== What to produce ==
Every line below should be copied exactly; drop the pictures.

(Stored data)
+ + + +
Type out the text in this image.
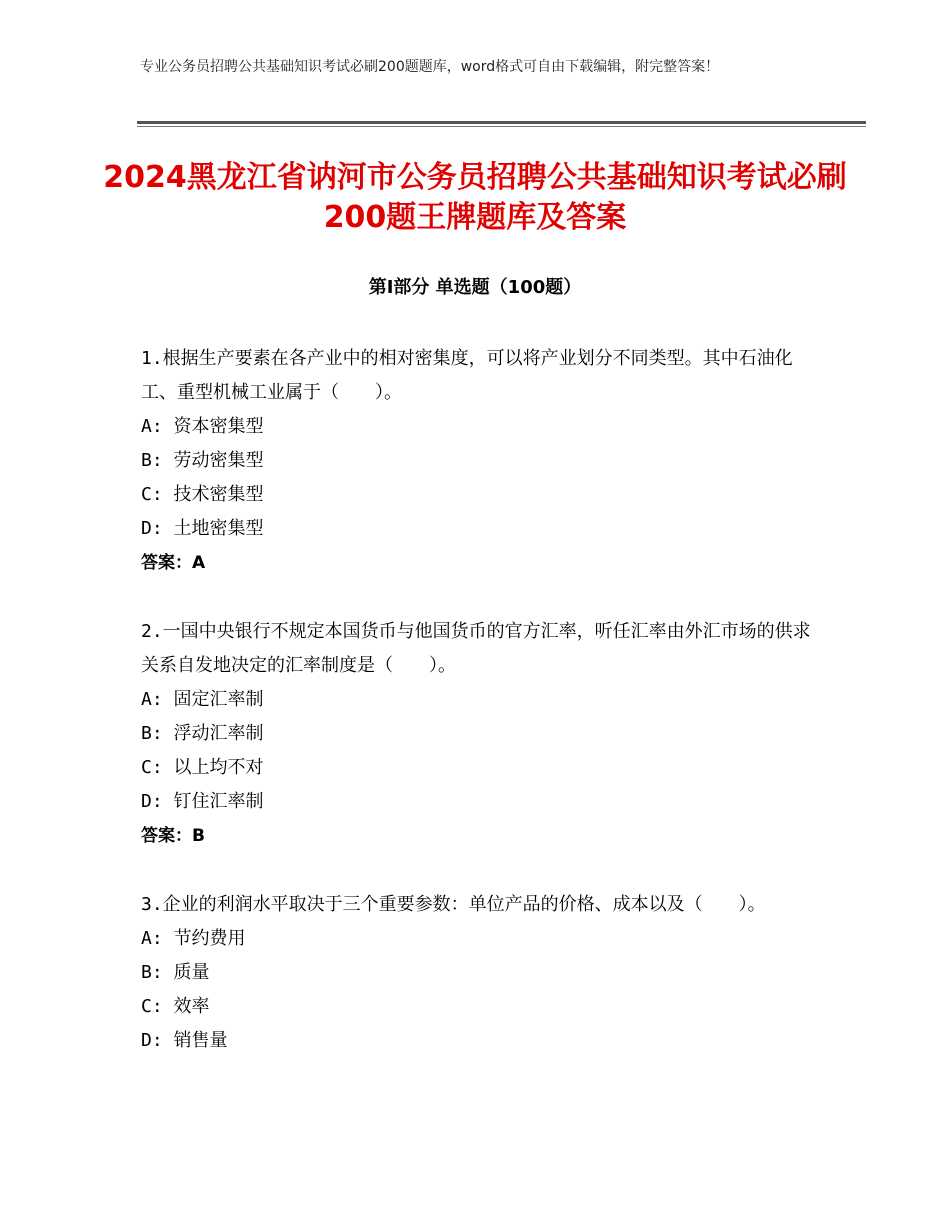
专业公务员招聘公共基础知识考试必刷200题题库，word格式可自由下载编辑，附完整答案！
2024黑龙江省讷河市公务员招聘公共基础知识考试必刷200题王牌题库及答案
第Ⅰ部分 单选题（100题）

1.根据生产要素在各产业中的相对密集度，可以将产业划分不同类型。其中石油化工、重型机械工业属于（　　）。

A: 资本密集型

B: 劳动密集型

C: 技术密集型

D: 土地密集型

答案：A

2.一国中央银行不规定本国货币与他国货币的官方汇率，听任汇率由外汇市场的供求关系自发地决定的汇率制度是（　　）。

A: 固定汇率制

B: 浮动汇率制

C: 以上均不对

D: 钉住汇率制

答案：B

3.企业的利润水平取决于三个重要参数：单位产品的价格、成本以及（　　）。

A: 节约费用

B: 质量

C: 效率

D: 销售量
+ + + +
== Exercise answer ==
Type out the text in this image.
专业公务员招聘公共基础知识考试必刷200题题库，word格式可自由下载编辑，附完整答案！
2024黑龙江省讷河市公务员招聘公共基础知识考试必刷200题王牌题库及答案
第Ⅰ部分 单选题（100题）

1.根据生产要素在各产业中的相对密集度，可以将产业划分不同类型。其中石油化工、重型机械工业属于（　　）。

A: 资本密集型

B: 劳动密集型

C: 技术密集型

D: 土地密集型

答案：A

2.一国中央银行不规定本国货币与他国货币的官方汇率，听任汇率由外汇市场的供求关系自发地决定的汇率制度是（　　）。

A: 固定汇率制

B: 浮动汇率制

C: 以上均不对

D: 钉住汇率制

答案：B

3.企业的利润水平取决于三个重要参数：单位产品的价格、成本以及（　　）。

A: 节约费用

B: 质量

C: 效率

D: 销售量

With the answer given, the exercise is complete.